▶ What to do:
Write out the records below word for word, please.

▶ Data provided:

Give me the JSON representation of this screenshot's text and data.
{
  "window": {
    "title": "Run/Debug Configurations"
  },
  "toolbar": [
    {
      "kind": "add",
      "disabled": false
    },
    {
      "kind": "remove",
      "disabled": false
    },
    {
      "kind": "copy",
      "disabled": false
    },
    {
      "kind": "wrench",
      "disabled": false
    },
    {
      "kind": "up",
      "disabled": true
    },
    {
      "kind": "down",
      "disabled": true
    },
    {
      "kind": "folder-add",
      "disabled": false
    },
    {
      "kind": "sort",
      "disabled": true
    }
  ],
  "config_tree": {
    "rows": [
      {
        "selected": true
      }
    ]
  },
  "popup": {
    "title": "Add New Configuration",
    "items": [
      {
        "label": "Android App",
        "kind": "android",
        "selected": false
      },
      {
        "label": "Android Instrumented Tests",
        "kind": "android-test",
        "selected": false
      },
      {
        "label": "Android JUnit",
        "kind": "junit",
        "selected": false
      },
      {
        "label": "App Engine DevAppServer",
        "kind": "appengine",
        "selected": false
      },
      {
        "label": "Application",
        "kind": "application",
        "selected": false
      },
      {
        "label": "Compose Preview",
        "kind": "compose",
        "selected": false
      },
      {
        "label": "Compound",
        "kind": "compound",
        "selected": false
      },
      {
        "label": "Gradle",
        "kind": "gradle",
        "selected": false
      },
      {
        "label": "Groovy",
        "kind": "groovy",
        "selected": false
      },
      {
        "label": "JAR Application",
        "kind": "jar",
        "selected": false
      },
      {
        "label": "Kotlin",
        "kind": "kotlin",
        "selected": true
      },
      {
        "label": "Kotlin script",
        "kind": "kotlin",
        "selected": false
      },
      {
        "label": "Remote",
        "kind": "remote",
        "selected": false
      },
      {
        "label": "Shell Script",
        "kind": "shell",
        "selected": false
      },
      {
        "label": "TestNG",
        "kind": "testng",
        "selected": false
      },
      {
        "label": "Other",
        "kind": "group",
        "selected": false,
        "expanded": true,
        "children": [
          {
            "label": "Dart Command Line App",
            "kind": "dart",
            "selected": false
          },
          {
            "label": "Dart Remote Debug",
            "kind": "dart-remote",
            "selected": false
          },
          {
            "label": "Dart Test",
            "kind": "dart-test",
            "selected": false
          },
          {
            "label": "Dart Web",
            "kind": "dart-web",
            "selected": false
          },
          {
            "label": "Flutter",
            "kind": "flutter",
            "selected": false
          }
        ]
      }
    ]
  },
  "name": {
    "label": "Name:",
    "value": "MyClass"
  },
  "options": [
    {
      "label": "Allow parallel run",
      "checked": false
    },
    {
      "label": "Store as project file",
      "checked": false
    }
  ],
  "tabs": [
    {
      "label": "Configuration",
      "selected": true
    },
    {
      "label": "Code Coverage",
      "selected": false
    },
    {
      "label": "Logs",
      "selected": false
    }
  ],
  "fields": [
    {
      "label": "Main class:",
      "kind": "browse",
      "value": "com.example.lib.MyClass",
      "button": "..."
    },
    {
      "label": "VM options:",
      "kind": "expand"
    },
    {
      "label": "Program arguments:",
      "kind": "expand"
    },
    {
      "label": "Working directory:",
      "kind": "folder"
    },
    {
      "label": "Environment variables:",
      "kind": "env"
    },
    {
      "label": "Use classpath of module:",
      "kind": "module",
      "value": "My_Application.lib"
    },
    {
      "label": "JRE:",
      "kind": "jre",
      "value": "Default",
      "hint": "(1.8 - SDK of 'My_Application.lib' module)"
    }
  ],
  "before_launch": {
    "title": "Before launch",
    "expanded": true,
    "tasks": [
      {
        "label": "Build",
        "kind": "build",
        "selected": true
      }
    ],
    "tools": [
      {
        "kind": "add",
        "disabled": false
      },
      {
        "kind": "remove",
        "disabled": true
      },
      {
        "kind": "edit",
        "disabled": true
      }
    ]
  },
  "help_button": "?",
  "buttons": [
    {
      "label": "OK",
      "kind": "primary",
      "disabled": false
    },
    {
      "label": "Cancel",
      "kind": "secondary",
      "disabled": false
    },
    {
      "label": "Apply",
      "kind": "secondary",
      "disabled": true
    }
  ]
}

▶ Solution for this task:
Give me the JSON representation of this screenshot's text and data.
{
  "window": {
    "title": "Run/Debug Configurations"
  },
  "toolbar": [
    {
      "kind": "add",
      "disabled": false
    },
    {
      "kind": "remove",
      "disabled": false
    },
    {
      "kind": "copy",
      "disabled": false
    },
    {
      "kind": "wrench",
      "disabled": false
    },
    {
      "kind": "up",
      "disabled": true
    },
    {
      "kind": "down",
      "disabled": true
    },
    {
      "kind": "folder-add",
      "disabled": false
    },
    {
      "kind": "sort",
      "disabled": true
    }
  ],
  "config_tree": {
    "rows": [
      {
        "selected": true
      }
    ]
  },
  "popup": {
    "title": "Add New Configuration",
    "items": [
      {
        "label": "Android App",
        "kind": "android",
        "selected": false
      },
      {
        "label": "Android Instrumented Tests",
        "kind": "android-test",
        "selected": false
      },
      {
        "label": "Android JUnit",
        "kind": "junit",
        "selected": false
      },
      {
        "label": "App Engine DevAppServer",
        "kind": "appengine",
        "selected": false
      },
      {
        "label": "Application",
        "kind": "application",
        "selected": false
      },
      {
        "label": "Compose Preview",
        "kind": "compose",
        "selected": false
      },
      {
        "label": "Compound",
        "kind": "compound",
        "selected": false
      },
      {
        "label": "Gradle",
        "kind": "gradle",
        "selected": false
      },
      {
        "label": "Groovy",
        "kind": "groovy",
        "selected": false
      },
      {
        "label": "JAR Application",
        "kind": "jar",
        "selected": false
      },
      {
        "label": "Kotlin",
        "kind": "kotlin",
        "selected": true
      },
      {
        "label": "Kotlin script",
        "kind": "kotlin",
        "selected": false
      },
      {
        "label": "Remote",
        "kind": "remote",
        "selected": false
      },
      {
        "label": "Shell Script",
        "kind": "shell",
        "selected": false
      },
      {
        "label": "TestNG",
        "kind": "testng",
        "selected": false
      },
      {
        "label": "Other",
        "kind": "group",
        "selected": false,
        "expanded": true,
        "children": [
          {
            "label": "Dart Command Line App",
            "kind": "dart",
            "selected": false
          },
          {
            "label": "Dart Remote Debug",
            "kind": "dart-remote",
            "selected": false
          },
          {
            "label": "Dart Test",
            "kind": "dart-test",
            "selected": false
          },
          {
            "label": "Dart Web",
            "kind": "dart-web",
            "selected": false
          },
          {
            "label": "Flutter",
            "kind": "flutter",
            "selected": false
          }
        ]
      }
    ]
  },
  "name": {
    "label": "Name:",
    "value": "MyClass"
  },
  "options": [
    {
      "label": "Allow parallel run",
      "checked": false
    },
    {
      "label": "Store as project file",
      "checked": false
    }
  ],
  "tabs": [
    {
      "label": "Configuration",
      "selected": true
    },
    {
      "label": "Code Coverage",
      "selected": false
    },
    {
      "label": "Logs",
      "selected": false
    }
  ],
  "fields": [
    {
      "label": "Main class:",
      "kind": "browse",
      "value": "com.example.lib.MyClass",
      "button": "..."
    },
    {
      "label": "VM options:",
      "kind": "expand"
    },
    {
      "label": "Program arguments:",
      "kind": "expand"
    },
    {
      "label": "Working directory:",
      "kind": "folder"
    },
    {
      "label": "Environment variables:",
      "kind": "env"
    },
    {
      "label": "Use classpath of module:",
      "kind": "module",
      "value": "My_Application.lib"
    },
    {
      "label": "JRE:",
      "kind": "jre",
      "value": "Default",
      "hint": "(1.8 - SDK of 'My_Application.lib' module)"
    }
  ],
  "before_launch": {
    "title": "Before launch",
    "expanded": true,
    "tasks": [
      {
        "label": "Build",
        "kind": "build",
        "selected": true
      }
    ],
    "tools": [
      {
        "kind": "add",
        "disabled": false
      },
      {
        "kind": "remove",
        "disabled": true
      },
      {
        "kind": "edit",
        "disabled": true
      }
    ]
  },
  "help_button": "?",
  "buttons": [
    {
      "label": "OK",
      "kind": "primary",
      "disabled": false
    },
    {
      "label": "Cancel",
      "kind": "secondary",
      "disabled": false
    },
    {
      "label": "Apply",
      "kind": "secondary",
      "disabled": true
    }
  ]
}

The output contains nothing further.